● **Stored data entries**
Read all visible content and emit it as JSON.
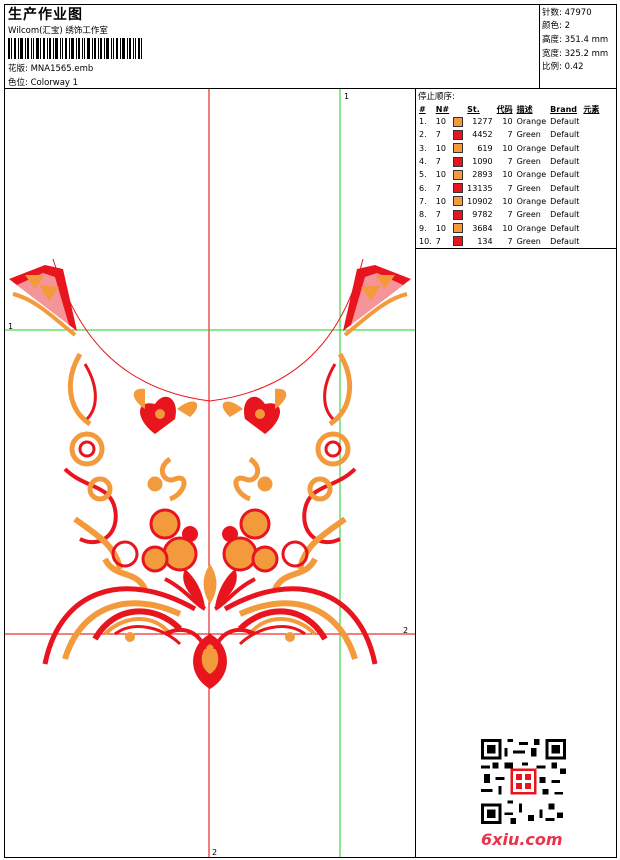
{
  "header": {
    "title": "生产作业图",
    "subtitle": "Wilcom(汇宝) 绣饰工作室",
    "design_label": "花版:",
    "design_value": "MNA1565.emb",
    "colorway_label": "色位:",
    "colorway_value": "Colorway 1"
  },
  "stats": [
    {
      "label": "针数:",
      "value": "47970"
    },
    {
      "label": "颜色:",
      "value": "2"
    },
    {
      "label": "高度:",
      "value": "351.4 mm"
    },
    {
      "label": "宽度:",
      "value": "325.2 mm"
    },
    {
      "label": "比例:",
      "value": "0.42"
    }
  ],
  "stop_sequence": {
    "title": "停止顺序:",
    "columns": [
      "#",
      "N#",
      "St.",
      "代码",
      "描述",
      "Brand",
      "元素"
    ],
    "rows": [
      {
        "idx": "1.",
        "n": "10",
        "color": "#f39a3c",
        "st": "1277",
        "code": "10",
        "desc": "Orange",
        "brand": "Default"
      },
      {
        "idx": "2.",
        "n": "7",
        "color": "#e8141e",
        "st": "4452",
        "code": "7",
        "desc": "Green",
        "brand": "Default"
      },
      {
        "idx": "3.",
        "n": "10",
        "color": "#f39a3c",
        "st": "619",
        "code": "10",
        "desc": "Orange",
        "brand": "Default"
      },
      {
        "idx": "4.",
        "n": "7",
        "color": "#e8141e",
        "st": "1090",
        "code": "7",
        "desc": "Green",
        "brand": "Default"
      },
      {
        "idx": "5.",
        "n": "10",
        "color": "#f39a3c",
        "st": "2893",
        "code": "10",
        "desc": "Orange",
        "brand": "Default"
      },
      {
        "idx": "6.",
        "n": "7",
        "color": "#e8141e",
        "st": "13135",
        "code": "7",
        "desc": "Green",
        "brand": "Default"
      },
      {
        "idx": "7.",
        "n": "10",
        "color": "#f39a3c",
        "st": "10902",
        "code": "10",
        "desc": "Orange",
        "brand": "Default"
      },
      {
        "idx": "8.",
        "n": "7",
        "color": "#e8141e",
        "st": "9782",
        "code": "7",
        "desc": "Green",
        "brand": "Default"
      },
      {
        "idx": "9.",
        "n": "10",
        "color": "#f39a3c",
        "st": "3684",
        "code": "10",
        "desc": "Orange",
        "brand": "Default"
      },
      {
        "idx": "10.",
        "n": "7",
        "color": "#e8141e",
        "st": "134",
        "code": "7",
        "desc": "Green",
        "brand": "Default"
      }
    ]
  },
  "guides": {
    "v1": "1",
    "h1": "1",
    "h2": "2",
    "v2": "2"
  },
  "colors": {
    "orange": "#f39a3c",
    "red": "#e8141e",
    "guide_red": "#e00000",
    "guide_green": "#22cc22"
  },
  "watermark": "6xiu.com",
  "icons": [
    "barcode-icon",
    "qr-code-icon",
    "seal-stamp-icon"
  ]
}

* * *

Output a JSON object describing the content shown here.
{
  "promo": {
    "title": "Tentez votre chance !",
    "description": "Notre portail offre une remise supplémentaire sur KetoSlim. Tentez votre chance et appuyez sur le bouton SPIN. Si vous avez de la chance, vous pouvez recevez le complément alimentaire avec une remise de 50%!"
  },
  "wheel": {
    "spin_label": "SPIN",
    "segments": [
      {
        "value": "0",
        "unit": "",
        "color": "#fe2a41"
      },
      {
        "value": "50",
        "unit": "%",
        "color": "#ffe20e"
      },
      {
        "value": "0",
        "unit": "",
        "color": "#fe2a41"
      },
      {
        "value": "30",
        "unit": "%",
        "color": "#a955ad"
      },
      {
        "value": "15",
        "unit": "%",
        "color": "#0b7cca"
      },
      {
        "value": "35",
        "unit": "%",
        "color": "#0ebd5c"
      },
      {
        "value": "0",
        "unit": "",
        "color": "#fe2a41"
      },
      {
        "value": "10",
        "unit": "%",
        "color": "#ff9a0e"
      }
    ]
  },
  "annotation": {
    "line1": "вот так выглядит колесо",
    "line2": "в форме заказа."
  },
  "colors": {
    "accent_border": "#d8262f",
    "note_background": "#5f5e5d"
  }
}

---

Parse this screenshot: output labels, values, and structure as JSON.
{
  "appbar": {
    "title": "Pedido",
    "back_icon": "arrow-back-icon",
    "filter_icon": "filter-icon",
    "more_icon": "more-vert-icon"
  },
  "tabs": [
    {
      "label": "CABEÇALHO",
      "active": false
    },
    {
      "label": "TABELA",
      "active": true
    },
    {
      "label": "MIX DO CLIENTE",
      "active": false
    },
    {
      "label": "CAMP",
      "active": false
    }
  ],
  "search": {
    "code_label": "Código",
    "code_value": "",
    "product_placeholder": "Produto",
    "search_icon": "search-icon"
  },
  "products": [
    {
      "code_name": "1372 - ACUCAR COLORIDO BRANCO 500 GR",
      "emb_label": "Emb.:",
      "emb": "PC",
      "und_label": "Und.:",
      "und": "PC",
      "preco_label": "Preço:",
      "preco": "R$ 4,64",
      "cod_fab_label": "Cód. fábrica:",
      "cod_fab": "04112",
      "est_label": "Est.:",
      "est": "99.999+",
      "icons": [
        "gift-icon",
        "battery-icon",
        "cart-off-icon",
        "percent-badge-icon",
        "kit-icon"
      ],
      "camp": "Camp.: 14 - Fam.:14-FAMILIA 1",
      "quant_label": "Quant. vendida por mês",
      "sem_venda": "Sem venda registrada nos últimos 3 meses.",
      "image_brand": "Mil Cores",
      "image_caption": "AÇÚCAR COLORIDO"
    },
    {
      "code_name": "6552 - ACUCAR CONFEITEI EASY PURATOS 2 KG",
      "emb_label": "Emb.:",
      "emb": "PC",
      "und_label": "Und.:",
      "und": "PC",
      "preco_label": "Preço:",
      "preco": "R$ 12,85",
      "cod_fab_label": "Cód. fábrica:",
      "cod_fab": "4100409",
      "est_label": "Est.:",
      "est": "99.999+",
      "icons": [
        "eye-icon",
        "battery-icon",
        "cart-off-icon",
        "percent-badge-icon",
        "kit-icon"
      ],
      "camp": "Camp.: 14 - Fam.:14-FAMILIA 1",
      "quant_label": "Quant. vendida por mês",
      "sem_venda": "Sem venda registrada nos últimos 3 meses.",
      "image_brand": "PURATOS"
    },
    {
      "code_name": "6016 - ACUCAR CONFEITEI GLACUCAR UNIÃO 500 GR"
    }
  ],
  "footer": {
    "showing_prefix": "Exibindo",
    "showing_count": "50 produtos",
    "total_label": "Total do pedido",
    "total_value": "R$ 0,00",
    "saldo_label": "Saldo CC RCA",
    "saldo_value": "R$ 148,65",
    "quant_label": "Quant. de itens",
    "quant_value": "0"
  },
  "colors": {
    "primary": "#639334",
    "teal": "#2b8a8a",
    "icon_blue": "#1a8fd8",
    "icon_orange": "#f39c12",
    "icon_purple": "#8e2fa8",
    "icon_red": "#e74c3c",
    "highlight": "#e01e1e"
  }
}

● **YOUR INSTRUCTIONS**
Copy all lines above containing the string "PURATOS".

● **SOLUTION**
      "code_name": "6552 - ACUCAR CONFEITEI EASY PURATOS 2 KG",
      "image_brand": "PURATOS"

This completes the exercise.